[Records from a data source]
--- BEGIN ---

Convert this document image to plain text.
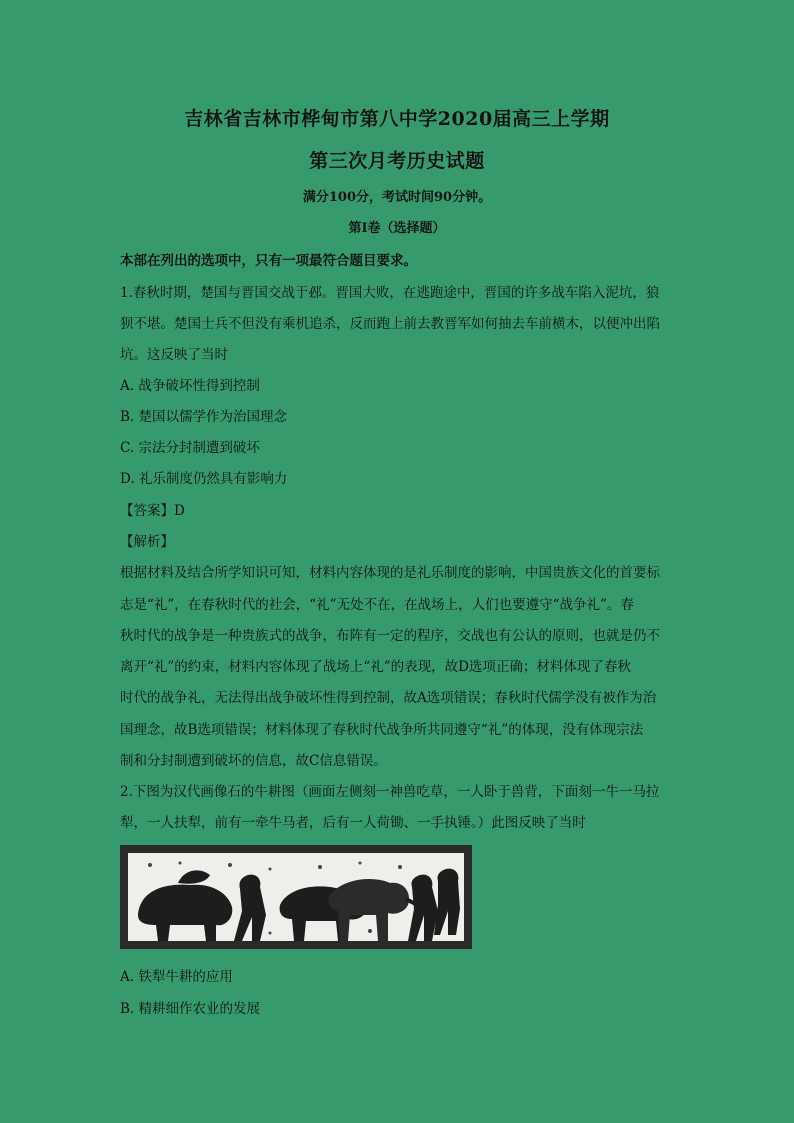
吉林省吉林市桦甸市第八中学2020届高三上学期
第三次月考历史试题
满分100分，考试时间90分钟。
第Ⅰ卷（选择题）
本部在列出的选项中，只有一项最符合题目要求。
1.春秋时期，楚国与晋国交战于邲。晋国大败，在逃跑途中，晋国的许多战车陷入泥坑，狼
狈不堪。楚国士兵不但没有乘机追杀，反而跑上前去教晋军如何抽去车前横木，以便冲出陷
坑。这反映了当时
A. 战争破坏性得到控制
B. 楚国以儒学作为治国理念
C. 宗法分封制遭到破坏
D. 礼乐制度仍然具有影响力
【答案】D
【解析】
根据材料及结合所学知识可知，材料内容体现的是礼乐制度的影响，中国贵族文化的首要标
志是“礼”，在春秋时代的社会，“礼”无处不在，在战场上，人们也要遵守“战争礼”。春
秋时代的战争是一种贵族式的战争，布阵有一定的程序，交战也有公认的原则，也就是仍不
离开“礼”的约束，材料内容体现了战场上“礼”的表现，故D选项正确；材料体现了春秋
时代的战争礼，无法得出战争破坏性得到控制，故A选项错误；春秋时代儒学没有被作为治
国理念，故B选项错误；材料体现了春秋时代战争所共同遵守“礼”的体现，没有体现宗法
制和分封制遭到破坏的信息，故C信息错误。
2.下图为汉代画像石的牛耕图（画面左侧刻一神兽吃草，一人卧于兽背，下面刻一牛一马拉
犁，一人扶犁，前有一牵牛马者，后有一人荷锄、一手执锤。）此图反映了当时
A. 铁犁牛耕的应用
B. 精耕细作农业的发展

--- END ---

▶ **SET EXERCISE**
Copy all of the entries verbatim, leaving out any pictures they contain.

▶ **FINAL RESULT**
Convert this document image to plain text.
吉林省吉林市桦甸市第八中学2020届高三上学期
第三次月考历史试题
满分100分，考试时间90分钟。
第Ⅰ卷（选择题）
本部在列出的选项中，只有一项最符合题目要求。
1.春秋时期，楚国与晋国交战于邲。晋国大败，在逃跑途中，晋国的许多战车陷入泥坑，狼
狈不堪。楚国士兵不但没有乘机追杀，反而跑上前去教晋军如何抽去车前横木，以便冲出陷
坑。这反映了当时
A. 战争破坏性得到控制
B. 楚国以儒学作为治国理念
C. 宗法分封制遭到破坏
D. 礼乐制度仍然具有影响力
【答案】D
【解析】
根据材料及结合所学知识可知，材料内容体现的是礼乐制度的影响，中国贵族文化的首要标
志是“礼”，在春秋时代的社会，“礼”无处不在，在战场上，人们也要遵守“战争礼”。春
秋时代的战争是一种贵族式的战争，布阵有一定的程序，交战也有公认的原则，也就是仍不
离开“礼”的约束，材料内容体现了战场上“礼”的表现，故D选项正确；材料体现了春秋
时代的战争礼，无法得出战争破坏性得到控制，故A选项错误；春秋时代儒学没有被作为治
国理念，故B选项错误；材料体现了春秋时代战争所共同遵守“礼”的体现，没有体现宗法
制和分封制遭到破坏的信息，故C信息错误。
2.下图为汉代画像石的牛耕图（画面左侧刻一神兽吃草，一人卧于兽背，下面刻一牛一马拉
犁，一人扶犁，前有一牵牛马者，后有一人荷锄、一手执锤。）此图反映了当时
A. 铁犁牛耕的应用
B. 精耕细作农业的发展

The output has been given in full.